**What is expected:** Find each line with the string "Options" and report it.

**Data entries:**
===

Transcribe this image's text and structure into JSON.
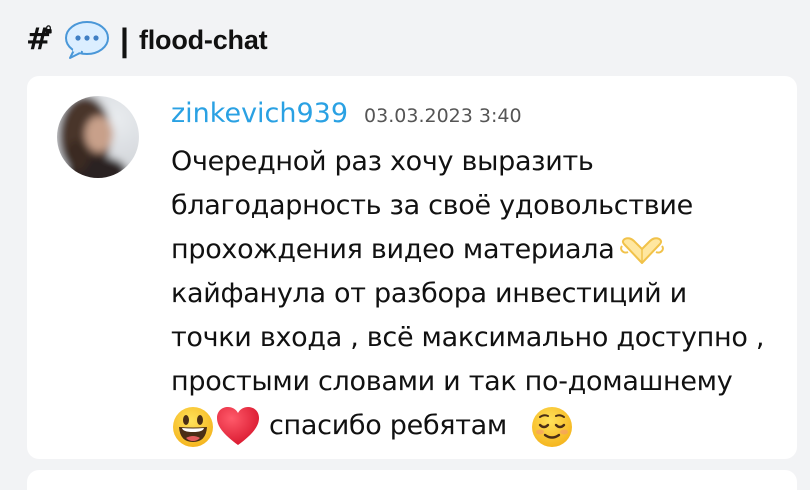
{
  "header": {
    "channel_icon": "hash-lock-icon",
    "bubble_icon": "speech-bubble-icon",
    "separator": "|",
    "channel_name": "flood-chat"
  },
  "message": {
    "username": "zinkevich939",
    "timestamp": "03.03.2023 3:40",
    "lines": [
      "Очередной раз хочу выразить",
      "благодарность за своё удовольствие",
      "прохождения видео материала",
      "кайфанула от разбора инвестиций и",
      "точки входа , всё максимально доступно ,",
      "простыми словами и так по-домашнему",
      "спасибо ребятам"
    ],
    "emojis": {
      "heart_hands": "heart-hands-emoji",
      "smiley": "grinning-face-emoji",
      "heart": "red-heart-emoji",
      "relieved": "relieved-face-emoji"
    }
  },
  "colors": {
    "background": "#f2f3f5",
    "card": "#ffffff",
    "username": "#2aa1e3"
  }
}
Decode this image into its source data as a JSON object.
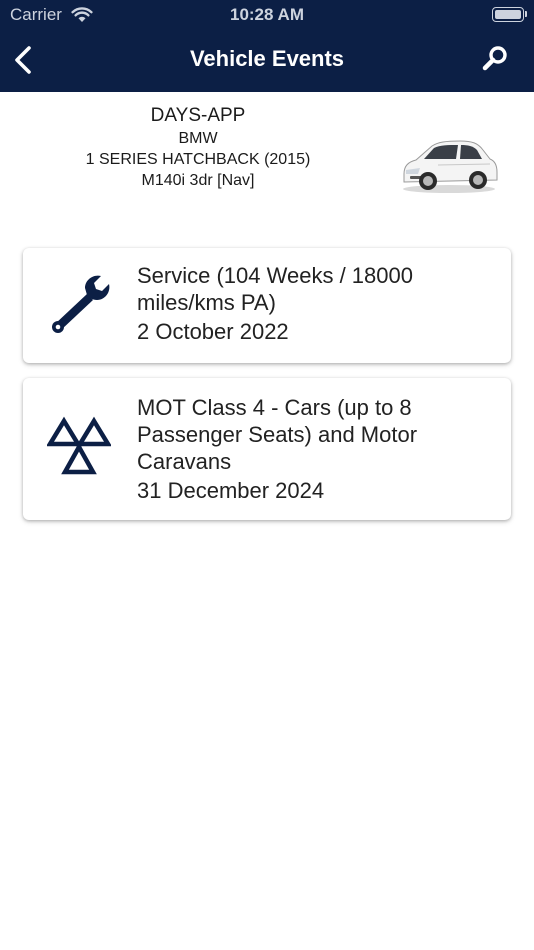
{
  "status_bar": {
    "carrier": "Carrier",
    "time": "10:28 AM",
    "wifi_icon": "wifi-icon",
    "battery_icon": "battery-icon"
  },
  "nav": {
    "title": "Vehicle Events",
    "back_icon": "chevron-left-icon",
    "search_icon": "search-icon",
    "background_color": "#0c1f45"
  },
  "vehicle": {
    "registration": "DAYS-APP",
    "make": "BMW",
    "model": "1 SERIES HATCHBACK (2015)",
    "variant": "M140i 3dr [Nav]",
    "image": "car-image"
  },
  "events": [
    {
      "icon": "wrench-icon",
      "name": "Service (104 Weeks / 18000 miles/kms PA)",
      "date": "2 October 2022"
    },
    {
      "icon": "mot-triangles-icon",
      "name": "MOT Class 4 - Cars (up to 8 Passenger Seats) and Motor Caravans",
      "date": "31 December 2024"
    }
  ],
  "colors": {
    "header": "#0c1f45",
    "icon": "#0c1f45",
    "text": "#222222"
  }
}
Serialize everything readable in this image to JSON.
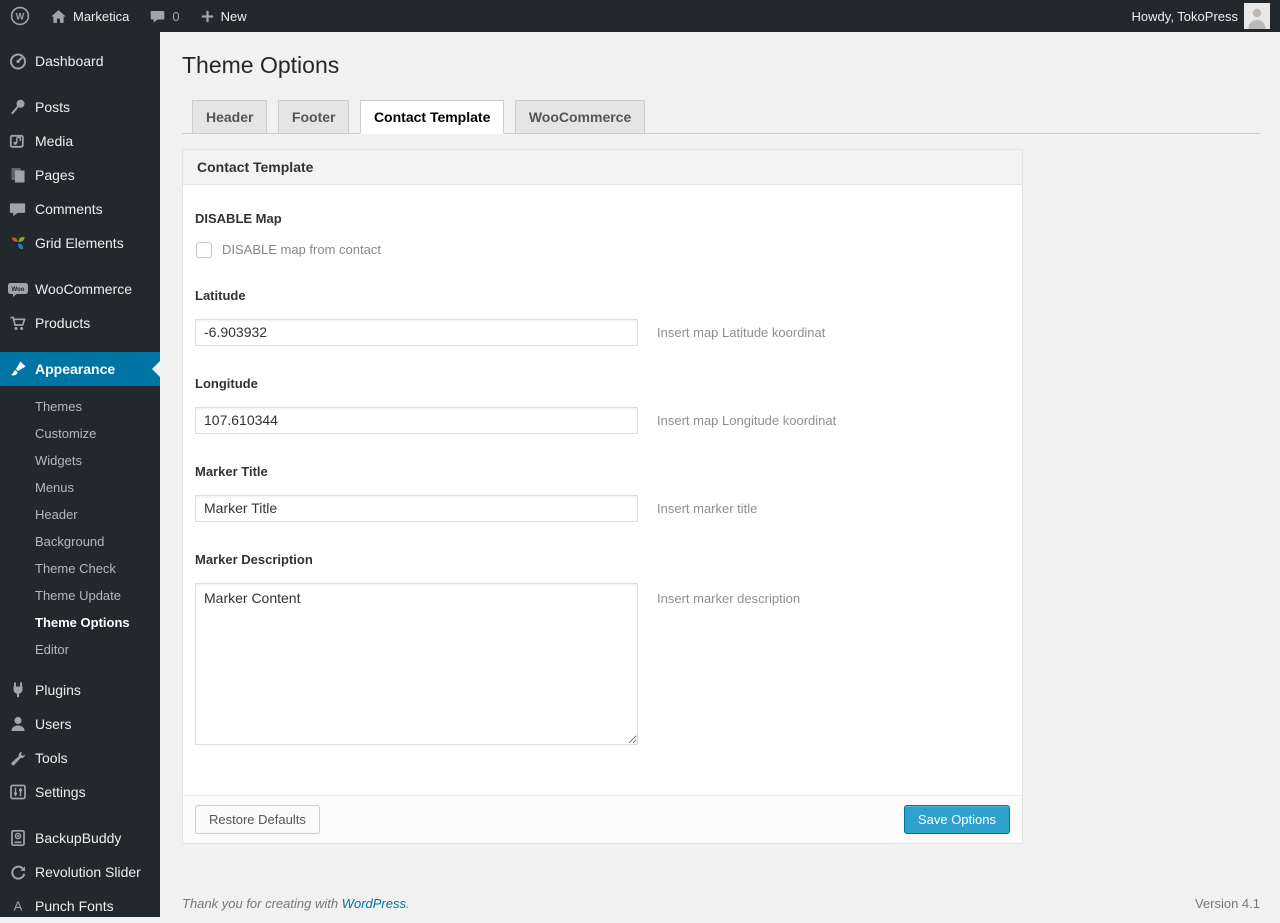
{
  "admin_bar": {
    "site_name": "Marketica",
    "comment_count": "0",
    "new_label": "New",
    "howdy": "Howdy, TokoPress"
  },
  "sidebar": {
    "groups": [
      {
        "items": [
          {
            "label": "Dashboard"
          }
        ]
      },
      {
        "items": [
          {
            "label": "Posts"
          },
          {
            "label": "Media"
          },
          {
            "label": "Pages"
          },
          {
            "label": "Comments"
          },
          {
            "label": "Grid Elements"
          }
        ]
      },
      {
        "items": [
          {
            "label": "WooCommerce"
          },
          {
            "label": "Products"
          }
        ]
      },
      {
        "items": [
          {
            "label": "Appearance",
            "active": true,
            "submenu": [
              "Themes",
              "Customize",
              "Widgets",
              "Menus",
              "Header",
              "Background",
              "Theme Check",
              "Theme Update",
              "Theme Options",
              "Editor"
            ],
            "current_submenu": "Theme Options"
          }
        ]
      },
      {
        "items": [
          {
            "label": "Plugins"
          },
          {
            "label": "Users"
          },
          {
            "label": "Tools"
          },
          {
            "label": "Settings"
          }
        ]
      },
      {
        "items": [
          {
            "label": "BackupBuddy"
          },
          {
            "label": "Revolution Slider"
          },
          {
            "label": "Punch Fonts"
          }
        ]
      }
    ]
  },
  "page": {
    "title": "Theme Options",
    "tabs": [
      {
        "label": "Header",
        "active": false
      },
      {
        "label": "Footer",
        "active": false
      },
      {
        "label": "Contact Template",
        "active": true
      },
      {
        "label": "WooCommerce",
        "active": false
      }
    ],
    "panel": {
      "header": "Contact Template",
      "fields": [
        {
          "type": "checkbox",
          "label": "DISABLE Map",
          "checkbox_label": "DISABLE map from contact",
          "checked": false
        },
        {
          "type": "text",
          "label": "Latitude",
          "value": "-6.903932",
          "hint": "Insert map Latitude koordinat"
        },
        {
          "type": "text",
          "label": "Longitude",
          "value": "107.610344",
          "hint": "Insert map Longitude koordinat"
        },
        {
          "type": "text",
          "label": "Marker Title",
          "value": "Marker Title",
          "hint": "Insert marker title"
        },
        {
          "type": "textarea",
          "label": "Marker Description",
          "value": "Marker Content",
          "hint": "Insert marker description"
        }
      ],
      "restore_button": "Restore Defaults",
      "save_button": "Save Options"
    }
  },
  "footer": {
    "thanks_prefix": "Thank you for creating with",
    "wordpress_link": "WordPress",
    "thanks_suffix": ".",
    "version": "Version 4.1"
  },
  "icons": {
    "wordpress_logo": "W in circle",
    "home": "house",
    "comments": "speech bubble",
    "new": "plus",
    "dashboard": "gauge",
    "posts": "pin",
    "media": "frame with note",
    "pages": "stacked pages",
    "grid_elements": "three colored leaves",
    "woocommerce": "woo badge bubble",
    "products": "shopping cart",
    "appearance": "paint brush",
    "plugins": "plug",
    "users": "person",
    "tools": "wrench",
    "settings": "slider panel",
    "backupbuddy": "backup drive",
    "revolution_slider": "refresh arrows",
    "punch_fonts": "letter A",
    "avatar": "person silhouette"
  },
  "colors": {
    "admin_bar_bg": "#23282d",
    "sidebar_bg": "#23282d",
    "menu_highlight": "#0074a2",
    "content_bg": "#f1f1f1",
    "primary_button": "#2ea2cc",
    "primary_button_border": "#0074a2",
    "link": "#0074a2"
  }
}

===

**Solution to this problem:**
              "Theme Options",
            "current_submenu": "Theme Options"
    "title": "Theme Options",
      "save_button": "Save Options"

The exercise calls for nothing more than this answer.